[Stored items from a collection]
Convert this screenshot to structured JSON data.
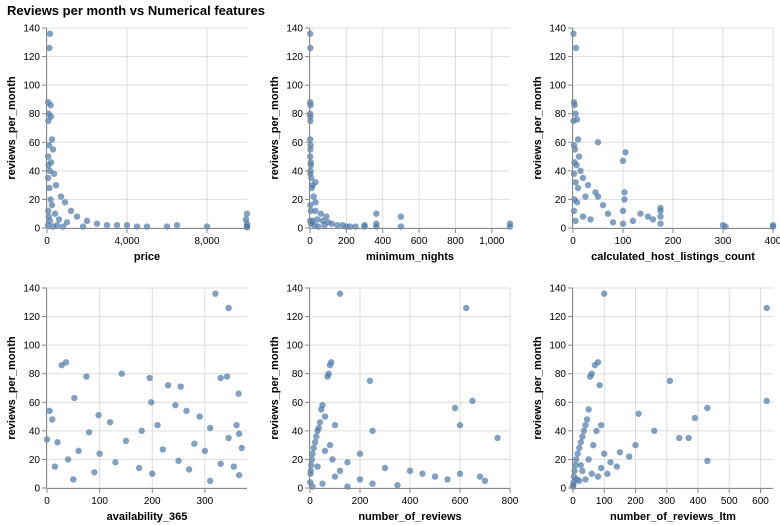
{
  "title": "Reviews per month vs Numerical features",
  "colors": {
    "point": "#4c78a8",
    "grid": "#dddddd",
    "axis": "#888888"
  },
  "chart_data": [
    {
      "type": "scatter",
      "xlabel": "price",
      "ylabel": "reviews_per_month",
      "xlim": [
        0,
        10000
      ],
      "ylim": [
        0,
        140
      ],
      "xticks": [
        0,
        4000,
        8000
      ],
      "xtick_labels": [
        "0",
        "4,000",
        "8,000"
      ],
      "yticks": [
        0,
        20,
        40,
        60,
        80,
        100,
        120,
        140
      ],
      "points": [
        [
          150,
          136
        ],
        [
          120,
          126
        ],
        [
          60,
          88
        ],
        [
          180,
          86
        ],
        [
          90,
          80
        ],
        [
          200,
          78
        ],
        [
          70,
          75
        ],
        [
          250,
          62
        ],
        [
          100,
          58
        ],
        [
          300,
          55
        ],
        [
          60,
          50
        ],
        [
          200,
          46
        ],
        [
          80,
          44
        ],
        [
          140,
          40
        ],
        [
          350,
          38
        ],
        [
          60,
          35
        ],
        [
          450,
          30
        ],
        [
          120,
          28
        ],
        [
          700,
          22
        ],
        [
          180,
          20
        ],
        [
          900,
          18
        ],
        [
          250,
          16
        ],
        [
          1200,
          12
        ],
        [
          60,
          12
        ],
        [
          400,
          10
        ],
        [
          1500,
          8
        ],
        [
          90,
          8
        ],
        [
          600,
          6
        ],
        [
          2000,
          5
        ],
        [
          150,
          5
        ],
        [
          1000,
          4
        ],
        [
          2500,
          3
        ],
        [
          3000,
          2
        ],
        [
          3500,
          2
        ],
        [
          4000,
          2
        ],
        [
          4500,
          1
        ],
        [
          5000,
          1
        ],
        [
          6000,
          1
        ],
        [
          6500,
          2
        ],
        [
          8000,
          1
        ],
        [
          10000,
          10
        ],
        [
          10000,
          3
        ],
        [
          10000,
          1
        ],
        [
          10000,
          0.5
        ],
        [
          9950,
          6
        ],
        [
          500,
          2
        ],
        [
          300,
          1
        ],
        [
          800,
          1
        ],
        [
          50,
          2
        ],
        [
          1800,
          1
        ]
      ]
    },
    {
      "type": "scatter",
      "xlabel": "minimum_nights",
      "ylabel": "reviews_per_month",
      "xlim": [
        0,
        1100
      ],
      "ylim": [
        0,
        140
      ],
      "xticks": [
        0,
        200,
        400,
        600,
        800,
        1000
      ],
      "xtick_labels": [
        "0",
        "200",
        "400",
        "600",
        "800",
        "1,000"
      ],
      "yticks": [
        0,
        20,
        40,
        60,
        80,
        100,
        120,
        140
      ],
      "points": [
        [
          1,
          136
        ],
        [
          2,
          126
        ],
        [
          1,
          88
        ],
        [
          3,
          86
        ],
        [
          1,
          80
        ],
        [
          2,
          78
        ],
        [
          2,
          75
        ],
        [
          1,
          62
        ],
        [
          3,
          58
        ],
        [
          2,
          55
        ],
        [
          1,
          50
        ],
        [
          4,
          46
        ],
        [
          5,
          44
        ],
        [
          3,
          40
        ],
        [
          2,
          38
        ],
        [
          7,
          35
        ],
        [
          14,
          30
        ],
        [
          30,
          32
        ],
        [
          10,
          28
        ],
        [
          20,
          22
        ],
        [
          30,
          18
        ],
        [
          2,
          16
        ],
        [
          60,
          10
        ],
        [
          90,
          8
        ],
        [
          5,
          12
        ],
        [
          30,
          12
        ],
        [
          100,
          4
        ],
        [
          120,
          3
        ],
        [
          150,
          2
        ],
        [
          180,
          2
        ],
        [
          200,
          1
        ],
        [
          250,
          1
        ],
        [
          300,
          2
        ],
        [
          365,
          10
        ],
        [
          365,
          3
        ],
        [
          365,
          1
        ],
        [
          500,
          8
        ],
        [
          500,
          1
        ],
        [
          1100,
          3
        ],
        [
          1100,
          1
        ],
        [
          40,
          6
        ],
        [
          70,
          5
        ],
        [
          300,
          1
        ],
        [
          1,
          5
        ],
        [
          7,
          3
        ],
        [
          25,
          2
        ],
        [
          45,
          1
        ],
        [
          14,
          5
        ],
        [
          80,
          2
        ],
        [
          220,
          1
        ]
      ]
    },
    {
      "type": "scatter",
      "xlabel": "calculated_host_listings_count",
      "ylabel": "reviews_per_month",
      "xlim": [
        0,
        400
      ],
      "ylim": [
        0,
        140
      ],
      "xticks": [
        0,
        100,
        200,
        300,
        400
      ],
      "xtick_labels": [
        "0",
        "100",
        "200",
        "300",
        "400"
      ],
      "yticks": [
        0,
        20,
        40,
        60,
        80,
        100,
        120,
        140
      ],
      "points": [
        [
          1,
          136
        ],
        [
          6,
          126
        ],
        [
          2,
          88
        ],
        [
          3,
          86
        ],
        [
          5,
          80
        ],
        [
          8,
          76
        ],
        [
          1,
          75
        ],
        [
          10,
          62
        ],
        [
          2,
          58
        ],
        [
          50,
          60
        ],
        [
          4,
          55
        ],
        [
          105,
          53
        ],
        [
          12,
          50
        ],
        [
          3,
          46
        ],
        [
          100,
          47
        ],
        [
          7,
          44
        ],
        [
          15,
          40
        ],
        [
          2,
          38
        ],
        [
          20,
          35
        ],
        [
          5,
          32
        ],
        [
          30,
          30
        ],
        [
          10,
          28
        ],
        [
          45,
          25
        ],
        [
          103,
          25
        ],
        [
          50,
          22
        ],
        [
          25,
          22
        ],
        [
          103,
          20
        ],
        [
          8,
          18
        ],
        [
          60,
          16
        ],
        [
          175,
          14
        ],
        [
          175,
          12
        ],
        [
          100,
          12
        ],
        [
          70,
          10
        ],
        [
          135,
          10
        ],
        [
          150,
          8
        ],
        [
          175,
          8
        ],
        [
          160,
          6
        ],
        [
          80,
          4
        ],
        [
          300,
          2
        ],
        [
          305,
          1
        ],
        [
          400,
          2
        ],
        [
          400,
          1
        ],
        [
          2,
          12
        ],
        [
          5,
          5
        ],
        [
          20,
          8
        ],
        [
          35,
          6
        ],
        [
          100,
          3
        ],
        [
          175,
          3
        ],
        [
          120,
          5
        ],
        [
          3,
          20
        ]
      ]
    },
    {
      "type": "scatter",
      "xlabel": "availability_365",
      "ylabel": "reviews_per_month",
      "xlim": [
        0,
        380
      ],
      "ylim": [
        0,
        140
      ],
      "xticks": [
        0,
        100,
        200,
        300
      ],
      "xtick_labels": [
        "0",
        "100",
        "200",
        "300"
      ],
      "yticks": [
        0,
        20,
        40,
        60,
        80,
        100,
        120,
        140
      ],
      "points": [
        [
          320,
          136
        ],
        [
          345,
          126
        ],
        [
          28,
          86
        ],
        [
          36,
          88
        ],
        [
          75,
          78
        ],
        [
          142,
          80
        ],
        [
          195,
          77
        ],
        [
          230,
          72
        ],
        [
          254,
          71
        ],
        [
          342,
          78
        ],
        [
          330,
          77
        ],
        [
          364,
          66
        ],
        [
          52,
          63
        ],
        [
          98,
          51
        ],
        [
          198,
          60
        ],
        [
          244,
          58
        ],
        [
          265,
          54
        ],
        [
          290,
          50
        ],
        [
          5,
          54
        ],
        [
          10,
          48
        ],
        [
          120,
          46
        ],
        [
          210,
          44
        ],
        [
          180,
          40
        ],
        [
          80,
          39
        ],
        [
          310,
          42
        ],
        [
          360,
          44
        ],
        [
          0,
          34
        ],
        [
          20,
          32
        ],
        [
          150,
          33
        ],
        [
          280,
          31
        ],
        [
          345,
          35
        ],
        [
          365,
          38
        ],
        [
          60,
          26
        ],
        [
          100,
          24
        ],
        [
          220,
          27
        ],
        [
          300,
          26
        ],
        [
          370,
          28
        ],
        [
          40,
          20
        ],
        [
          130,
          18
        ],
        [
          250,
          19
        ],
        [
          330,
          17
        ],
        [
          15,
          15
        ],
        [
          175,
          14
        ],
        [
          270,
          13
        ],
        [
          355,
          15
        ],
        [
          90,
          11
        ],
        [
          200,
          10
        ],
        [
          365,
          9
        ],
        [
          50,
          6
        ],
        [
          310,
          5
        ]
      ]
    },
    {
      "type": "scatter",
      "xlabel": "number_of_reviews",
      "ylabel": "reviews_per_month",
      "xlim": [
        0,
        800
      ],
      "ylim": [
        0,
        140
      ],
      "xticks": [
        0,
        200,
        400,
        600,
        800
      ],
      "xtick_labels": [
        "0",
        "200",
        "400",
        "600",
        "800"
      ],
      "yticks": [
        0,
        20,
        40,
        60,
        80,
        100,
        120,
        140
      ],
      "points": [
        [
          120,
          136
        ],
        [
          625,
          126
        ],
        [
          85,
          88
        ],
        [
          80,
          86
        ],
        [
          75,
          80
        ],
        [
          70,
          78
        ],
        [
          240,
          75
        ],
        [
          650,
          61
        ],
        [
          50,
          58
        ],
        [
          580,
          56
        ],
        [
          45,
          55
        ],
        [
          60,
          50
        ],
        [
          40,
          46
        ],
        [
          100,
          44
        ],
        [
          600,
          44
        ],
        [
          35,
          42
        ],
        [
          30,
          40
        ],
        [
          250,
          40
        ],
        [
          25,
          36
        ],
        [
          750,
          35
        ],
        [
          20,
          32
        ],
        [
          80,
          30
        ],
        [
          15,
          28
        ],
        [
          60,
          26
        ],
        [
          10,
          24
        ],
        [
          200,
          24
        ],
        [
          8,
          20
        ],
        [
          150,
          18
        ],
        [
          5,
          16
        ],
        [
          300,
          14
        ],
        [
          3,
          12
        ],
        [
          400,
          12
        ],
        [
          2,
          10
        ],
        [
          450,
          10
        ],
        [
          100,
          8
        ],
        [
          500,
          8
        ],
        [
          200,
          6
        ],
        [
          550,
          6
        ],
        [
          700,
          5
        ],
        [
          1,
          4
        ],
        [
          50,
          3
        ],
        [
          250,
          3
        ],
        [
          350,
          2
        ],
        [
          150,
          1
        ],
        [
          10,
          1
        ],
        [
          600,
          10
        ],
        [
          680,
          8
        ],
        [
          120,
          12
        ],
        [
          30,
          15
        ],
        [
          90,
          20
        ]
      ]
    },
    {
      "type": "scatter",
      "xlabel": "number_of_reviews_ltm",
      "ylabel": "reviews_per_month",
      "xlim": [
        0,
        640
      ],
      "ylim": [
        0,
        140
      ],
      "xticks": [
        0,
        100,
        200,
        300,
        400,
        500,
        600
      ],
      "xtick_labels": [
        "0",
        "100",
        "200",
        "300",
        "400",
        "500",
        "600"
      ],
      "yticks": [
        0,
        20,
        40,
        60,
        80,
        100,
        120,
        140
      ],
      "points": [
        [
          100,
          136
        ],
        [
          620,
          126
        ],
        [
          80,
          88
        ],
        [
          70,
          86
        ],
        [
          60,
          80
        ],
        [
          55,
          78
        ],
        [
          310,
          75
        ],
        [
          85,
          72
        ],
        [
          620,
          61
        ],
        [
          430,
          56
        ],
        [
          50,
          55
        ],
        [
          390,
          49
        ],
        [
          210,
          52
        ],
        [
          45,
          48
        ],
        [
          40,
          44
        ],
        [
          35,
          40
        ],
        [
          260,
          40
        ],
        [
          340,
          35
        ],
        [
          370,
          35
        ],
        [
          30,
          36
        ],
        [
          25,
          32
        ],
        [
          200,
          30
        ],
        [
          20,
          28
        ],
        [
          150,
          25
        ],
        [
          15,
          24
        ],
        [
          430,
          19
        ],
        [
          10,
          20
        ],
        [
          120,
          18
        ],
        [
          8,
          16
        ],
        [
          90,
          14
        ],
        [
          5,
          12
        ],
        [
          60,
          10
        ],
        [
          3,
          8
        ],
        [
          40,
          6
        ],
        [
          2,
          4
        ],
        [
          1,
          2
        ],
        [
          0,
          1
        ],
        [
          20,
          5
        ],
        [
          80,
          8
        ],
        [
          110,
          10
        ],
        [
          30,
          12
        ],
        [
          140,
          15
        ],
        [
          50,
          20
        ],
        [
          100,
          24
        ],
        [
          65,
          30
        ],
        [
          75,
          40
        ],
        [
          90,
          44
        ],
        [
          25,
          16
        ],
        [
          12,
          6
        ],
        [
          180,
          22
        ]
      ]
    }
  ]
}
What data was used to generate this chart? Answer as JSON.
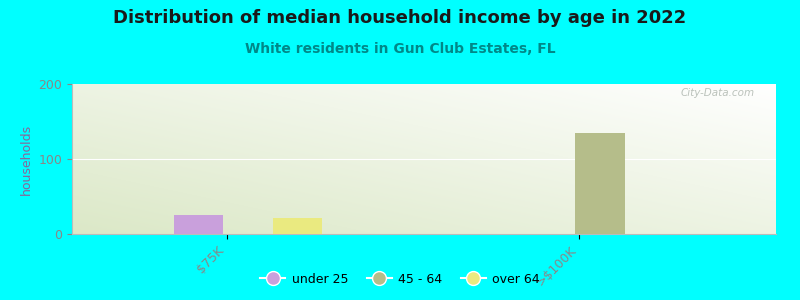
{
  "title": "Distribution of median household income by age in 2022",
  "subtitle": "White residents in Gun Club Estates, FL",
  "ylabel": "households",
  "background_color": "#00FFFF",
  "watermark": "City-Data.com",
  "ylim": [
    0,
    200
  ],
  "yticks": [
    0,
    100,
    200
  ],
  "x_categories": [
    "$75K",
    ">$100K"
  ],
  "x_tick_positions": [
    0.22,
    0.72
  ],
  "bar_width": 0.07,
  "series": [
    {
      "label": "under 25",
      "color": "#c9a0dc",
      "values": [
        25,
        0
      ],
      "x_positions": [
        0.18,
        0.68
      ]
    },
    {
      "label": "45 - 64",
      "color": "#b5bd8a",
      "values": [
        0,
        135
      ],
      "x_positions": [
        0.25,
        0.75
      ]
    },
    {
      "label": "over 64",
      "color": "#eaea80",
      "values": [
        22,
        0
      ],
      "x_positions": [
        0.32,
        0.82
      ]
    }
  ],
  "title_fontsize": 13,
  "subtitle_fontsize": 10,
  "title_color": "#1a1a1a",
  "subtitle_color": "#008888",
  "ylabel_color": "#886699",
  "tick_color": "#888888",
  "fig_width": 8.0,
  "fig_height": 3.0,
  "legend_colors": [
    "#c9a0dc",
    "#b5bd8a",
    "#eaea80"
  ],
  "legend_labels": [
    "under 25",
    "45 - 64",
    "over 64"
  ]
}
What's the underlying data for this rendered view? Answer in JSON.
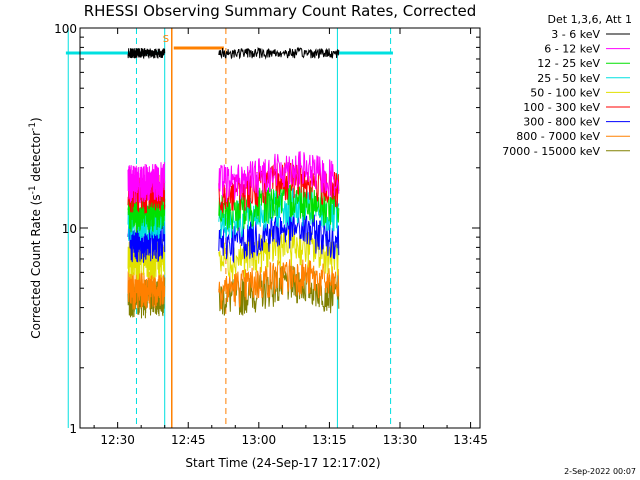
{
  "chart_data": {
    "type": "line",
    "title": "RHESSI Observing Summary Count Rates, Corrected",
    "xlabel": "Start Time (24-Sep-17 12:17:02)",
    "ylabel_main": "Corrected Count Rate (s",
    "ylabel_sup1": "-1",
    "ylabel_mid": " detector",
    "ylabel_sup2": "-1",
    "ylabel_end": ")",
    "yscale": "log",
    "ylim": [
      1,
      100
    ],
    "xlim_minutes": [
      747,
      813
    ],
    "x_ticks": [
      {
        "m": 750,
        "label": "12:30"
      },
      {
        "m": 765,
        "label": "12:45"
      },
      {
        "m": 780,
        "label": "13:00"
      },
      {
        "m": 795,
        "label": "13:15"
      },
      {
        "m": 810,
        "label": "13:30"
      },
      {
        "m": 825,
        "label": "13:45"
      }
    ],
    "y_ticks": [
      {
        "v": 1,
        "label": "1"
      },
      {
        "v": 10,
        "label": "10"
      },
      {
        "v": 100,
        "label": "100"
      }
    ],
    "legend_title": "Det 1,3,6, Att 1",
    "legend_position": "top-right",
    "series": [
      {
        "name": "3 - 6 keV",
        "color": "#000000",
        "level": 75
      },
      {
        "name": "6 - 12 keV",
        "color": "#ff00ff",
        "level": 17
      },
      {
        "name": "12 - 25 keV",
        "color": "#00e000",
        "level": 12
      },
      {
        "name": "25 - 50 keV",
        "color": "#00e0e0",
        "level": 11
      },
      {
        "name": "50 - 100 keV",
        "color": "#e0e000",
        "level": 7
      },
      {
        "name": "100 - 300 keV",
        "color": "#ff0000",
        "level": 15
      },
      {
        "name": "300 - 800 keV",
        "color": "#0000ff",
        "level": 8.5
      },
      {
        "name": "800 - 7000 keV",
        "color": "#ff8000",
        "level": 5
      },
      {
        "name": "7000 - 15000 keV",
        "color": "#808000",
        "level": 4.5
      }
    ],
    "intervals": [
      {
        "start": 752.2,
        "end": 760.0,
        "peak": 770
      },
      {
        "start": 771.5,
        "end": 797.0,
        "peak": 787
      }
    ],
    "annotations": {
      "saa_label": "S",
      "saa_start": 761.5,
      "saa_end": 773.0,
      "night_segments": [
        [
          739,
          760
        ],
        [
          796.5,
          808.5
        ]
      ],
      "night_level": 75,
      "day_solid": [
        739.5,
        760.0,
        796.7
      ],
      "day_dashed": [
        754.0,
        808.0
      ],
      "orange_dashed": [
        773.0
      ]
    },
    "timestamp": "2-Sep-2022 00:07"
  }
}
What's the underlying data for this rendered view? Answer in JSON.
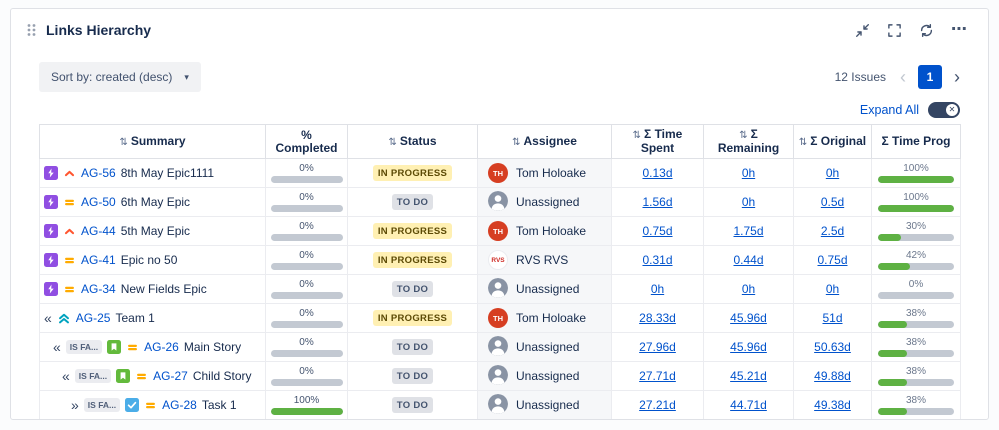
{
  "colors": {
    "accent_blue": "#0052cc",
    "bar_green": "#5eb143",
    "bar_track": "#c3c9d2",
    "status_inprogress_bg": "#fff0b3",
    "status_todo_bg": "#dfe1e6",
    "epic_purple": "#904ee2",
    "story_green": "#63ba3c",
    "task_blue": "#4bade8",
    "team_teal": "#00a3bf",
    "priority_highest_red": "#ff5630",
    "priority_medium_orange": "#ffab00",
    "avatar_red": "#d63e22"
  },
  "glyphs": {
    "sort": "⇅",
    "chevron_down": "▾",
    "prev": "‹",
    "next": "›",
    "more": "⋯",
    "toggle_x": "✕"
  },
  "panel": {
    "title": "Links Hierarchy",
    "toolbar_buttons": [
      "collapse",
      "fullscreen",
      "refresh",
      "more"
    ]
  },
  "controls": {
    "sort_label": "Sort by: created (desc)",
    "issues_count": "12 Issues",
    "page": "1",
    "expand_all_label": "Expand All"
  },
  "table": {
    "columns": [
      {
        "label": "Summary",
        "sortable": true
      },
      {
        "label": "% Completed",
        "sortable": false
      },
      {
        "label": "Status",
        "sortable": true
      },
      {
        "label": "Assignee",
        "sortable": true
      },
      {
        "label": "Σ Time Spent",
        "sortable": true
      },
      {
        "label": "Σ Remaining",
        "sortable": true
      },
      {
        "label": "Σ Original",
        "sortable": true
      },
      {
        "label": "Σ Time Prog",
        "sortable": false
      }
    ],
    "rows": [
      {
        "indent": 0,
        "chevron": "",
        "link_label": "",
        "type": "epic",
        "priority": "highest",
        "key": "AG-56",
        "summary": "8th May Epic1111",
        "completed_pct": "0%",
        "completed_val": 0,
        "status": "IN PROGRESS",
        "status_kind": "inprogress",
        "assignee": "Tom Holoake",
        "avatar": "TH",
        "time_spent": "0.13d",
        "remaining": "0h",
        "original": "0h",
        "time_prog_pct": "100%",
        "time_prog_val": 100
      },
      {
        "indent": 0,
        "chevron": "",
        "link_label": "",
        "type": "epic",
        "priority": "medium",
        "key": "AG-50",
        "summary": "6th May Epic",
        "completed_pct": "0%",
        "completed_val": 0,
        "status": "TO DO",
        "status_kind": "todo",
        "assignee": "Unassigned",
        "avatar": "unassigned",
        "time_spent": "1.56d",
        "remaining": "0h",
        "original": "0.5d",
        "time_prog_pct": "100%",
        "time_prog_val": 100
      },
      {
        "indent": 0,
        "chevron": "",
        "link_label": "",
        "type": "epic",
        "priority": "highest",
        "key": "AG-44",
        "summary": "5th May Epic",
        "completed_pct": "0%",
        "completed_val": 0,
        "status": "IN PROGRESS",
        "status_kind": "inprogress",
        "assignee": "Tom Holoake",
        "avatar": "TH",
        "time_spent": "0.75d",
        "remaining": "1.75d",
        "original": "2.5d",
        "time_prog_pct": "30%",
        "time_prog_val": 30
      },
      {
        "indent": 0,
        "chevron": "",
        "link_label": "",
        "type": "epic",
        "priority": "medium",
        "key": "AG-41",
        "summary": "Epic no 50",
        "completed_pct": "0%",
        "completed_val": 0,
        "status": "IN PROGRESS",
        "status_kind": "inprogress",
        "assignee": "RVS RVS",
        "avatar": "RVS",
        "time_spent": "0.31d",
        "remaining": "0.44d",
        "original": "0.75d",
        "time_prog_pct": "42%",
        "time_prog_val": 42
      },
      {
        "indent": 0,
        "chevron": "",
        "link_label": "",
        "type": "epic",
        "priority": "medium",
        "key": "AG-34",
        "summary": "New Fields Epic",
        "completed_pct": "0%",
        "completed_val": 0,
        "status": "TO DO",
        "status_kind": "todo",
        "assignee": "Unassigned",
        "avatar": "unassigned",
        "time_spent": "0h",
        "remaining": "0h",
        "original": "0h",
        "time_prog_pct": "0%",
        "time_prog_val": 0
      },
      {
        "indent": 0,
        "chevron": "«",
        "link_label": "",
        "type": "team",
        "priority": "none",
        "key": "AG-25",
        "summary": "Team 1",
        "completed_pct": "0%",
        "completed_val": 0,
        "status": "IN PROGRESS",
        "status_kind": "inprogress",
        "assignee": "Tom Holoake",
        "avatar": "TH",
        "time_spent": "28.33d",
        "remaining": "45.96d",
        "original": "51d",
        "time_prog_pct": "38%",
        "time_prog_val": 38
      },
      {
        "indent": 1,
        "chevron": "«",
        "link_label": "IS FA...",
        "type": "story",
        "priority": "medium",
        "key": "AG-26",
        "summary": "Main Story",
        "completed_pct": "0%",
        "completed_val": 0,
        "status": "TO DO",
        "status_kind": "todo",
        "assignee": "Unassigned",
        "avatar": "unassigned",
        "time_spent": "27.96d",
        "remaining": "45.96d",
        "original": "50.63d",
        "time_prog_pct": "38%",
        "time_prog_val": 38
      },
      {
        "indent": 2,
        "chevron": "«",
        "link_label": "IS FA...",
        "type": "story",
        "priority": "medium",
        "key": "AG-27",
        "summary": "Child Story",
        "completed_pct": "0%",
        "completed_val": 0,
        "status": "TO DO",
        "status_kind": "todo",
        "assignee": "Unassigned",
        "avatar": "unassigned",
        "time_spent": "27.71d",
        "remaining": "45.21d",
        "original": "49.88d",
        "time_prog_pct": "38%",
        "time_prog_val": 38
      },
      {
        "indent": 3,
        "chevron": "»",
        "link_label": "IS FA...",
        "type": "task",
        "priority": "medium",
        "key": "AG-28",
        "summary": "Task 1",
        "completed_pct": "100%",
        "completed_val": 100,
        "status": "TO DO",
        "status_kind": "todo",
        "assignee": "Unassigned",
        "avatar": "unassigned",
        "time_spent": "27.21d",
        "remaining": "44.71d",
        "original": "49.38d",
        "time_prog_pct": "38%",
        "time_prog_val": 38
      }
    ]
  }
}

### Written request
Gather every line from the listing above in which the word "Corrected" appears.

### Complete response
    "title": "RHESSI Observing Summary Count Rates, Corrected",
    "ylabel_main": "Corrected Count Rate (s",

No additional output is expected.